**Written instruction**
Every entry here needs to be repeated exactly.
>>>
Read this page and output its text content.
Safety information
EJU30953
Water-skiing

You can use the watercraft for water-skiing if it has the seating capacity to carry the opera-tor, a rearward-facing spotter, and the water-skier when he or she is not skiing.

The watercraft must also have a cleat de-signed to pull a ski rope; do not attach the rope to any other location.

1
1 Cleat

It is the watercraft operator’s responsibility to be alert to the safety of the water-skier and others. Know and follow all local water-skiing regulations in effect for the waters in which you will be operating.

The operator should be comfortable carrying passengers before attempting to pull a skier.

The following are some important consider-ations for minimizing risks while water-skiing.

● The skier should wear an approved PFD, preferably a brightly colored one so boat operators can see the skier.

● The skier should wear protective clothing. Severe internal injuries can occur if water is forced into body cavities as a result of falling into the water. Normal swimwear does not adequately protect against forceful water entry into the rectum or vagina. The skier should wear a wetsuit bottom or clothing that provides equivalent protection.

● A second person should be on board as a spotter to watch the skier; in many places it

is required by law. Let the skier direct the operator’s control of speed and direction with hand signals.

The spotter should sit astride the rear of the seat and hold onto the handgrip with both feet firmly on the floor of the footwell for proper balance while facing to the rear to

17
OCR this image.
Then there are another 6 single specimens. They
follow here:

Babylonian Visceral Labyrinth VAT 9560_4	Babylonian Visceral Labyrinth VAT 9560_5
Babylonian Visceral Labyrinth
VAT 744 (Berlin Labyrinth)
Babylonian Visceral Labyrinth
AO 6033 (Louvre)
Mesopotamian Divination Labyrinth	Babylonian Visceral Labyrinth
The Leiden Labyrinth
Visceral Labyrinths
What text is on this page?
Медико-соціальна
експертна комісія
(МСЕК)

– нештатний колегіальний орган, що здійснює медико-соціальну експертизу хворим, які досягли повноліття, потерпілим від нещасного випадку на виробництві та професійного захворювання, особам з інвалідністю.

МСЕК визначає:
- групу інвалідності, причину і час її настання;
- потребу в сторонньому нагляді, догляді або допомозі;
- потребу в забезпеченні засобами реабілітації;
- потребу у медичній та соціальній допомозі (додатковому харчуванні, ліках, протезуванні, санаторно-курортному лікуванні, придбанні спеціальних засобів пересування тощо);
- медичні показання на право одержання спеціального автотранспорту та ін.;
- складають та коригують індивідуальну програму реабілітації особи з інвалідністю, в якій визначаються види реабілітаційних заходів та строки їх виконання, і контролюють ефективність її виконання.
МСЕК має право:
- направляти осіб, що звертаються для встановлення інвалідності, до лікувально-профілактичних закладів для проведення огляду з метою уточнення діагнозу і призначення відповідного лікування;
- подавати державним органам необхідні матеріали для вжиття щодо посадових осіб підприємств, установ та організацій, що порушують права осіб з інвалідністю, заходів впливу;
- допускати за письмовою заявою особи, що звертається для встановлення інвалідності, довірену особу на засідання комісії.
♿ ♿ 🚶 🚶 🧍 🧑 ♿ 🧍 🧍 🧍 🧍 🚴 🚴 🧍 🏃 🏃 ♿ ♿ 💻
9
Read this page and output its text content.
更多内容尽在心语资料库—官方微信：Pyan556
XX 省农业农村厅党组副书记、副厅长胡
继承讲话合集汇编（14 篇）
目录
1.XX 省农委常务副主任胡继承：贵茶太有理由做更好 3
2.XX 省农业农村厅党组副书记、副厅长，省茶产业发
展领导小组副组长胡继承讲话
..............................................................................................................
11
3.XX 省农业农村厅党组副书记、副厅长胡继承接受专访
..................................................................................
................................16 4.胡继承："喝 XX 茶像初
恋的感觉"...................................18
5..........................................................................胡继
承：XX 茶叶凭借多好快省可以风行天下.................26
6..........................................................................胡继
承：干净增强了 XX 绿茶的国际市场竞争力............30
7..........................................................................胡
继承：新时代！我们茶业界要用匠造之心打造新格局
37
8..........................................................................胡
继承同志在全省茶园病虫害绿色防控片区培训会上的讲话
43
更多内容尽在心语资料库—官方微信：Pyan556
<<<
**Response to the exercise**
Read this page and output its text content.
Safety information
EJU30953
Water-skiing

You can use the watercraft for water-skiing if it has the seating capacity to carry the opera-tor, a rearward-facing spotter, and the water-skier when he or she is not skiing.

The watercraft must also have a cleat de-signed to pull a ski rope; do not attach the rope to any other location.

1
1 Cleat

It is the watercraft operator’s responsibility to be alert to the safety of the water-skier and others. Know and follow all local water-skiing regulations in effect for the waters in which you will be operating.

The operator should be comfortable carrying passengers before attempting to pull a skier.

The following are some important consider-ations for minimizing risks while water-skiing.

● The skier should wear an approved PFD, preferably a brightly colored one so boat operators can see the skier.

● The skier should wear protective clothing. Severe internal injuries can occur if water is forced into body cavities as a result of falling into the water. Normal swimwear does not adequately protect against forceful water entry into the rectum or vagina. The skier should wear a wetsuit bottom or clothing that provides equivalent protection.

● A second person should be on board as a spotter to watch the skier; in many places it

is required by law. Let the skier direct the operator’s control of speed and direction with hand signals.

The spotter should sit astride the rear of the seat and hold onto the handgrip with both feet firmly on the floor of the footwell for proper balance while facing to the rear to

17
OCR this image.
Then there are another 6 single specimens. They
follow here:

Babylonian Visceral Labyrinth VAT 9560_4	Babylonian Visceral Labyrinth VAT 9560_5
Babylonian Visceral Labyrinth
VAT 744 (Berlin Labyrinth)
Babylonian Visceral Labyrinth
AO 6033 (Louvre)
Mesopotamian Divination Labyrinth	Babylonian Visceral Labyrinth
The Leiden Labyrinth
Visceral Labyrinths
What text is on this page?
Медико-соціальна
експертна комісія
(МСЕК)

– нештатний колегіальний орган, що здійснює медико-соціальну експертизу хворим, які досягли повноліття, потерпілим від нещасного випадку на виробництві та професійного захворювання, особам з інвалідністю.

МСЕК визначає:
- групу інвалідності, причину і час її настання;
- потребу в сторонньому нагляді, догляді або допомозі;
- потребу в забезпеченні засобами реабілітації;
- потребу у медичній та соціальній допомозі (додатковому харчуванні, ліках, протезуванні, санаторно-курортному лікуванні, придбанні спеціальних засобів пересування тощо);
- медичні показання на право одержання спеціального автотранспорту та ін.;
- складають та коригують індивідуальну програму реабілітації особи з інвалідністю, в якій визначаються види реабілітаційних заходів та строки їх виконання, і контролюють ефективність її виконання.
МСЕК має право:
- направляти осіб, що звертаються для встановлення інвалідності, до лікувально-профілактичних закладів для проведення огляду з метою уточнення діагнозу і призначення відповідного лікування;
- подавати державним органам необхідні матеріали для вжиття щодо посадових осіб підприємств, установ та організацій, що порушують права осіб з інвалідністю, заходів впливу;
- допускати за письмовою заявою особи, що звертається для встановлення інвалідності, довірену особу на засідання комісії.
♿ ♿ 🚶 🚶 🧍 🧑 ♿ 🧍 🧍 🧍 🧍 🚴 🚴 🧍 🏃 🏃 ♿ ♿ 💻
9
Read this page and output its text content.
更多内容尽在心语资料库—官方微信：Pyan556
XX 省农业农村厅党组副书记、副厅长胡
继承讲话合集汇编（14 篇）
目录
1.XX 省农委常务副主任胡继承：贵茶太有理由做更好 3
2.XX 省农业农村厅党组副书记、副厅长，省茶产业发
展领导小组副组长胡继承讲话
..............................................................................................................
11
3.XX 省农业农村厅党组副书记、副厅长胡继承接受专访
..................................................................................
................................16 4.胡继承："喝 XX 茶像初
恋的感觉"...................................18
5..........................................................................胡继
承：XX 茶叶凭借多好快省可以风行天下.................26
6..........................................................................胡继
承：干净增强了 XX 绿茶的国际市场竞争力............30
7..........................................................................胡
继承：新时代！我们茶业界要用匠造之心打造新格局
37
8..........................................................................胡
继承同志在全省茶园病虫害绿色防控片区培训会上的讲话
43
更多内容尽在心语资料库—官方微信：Pyan556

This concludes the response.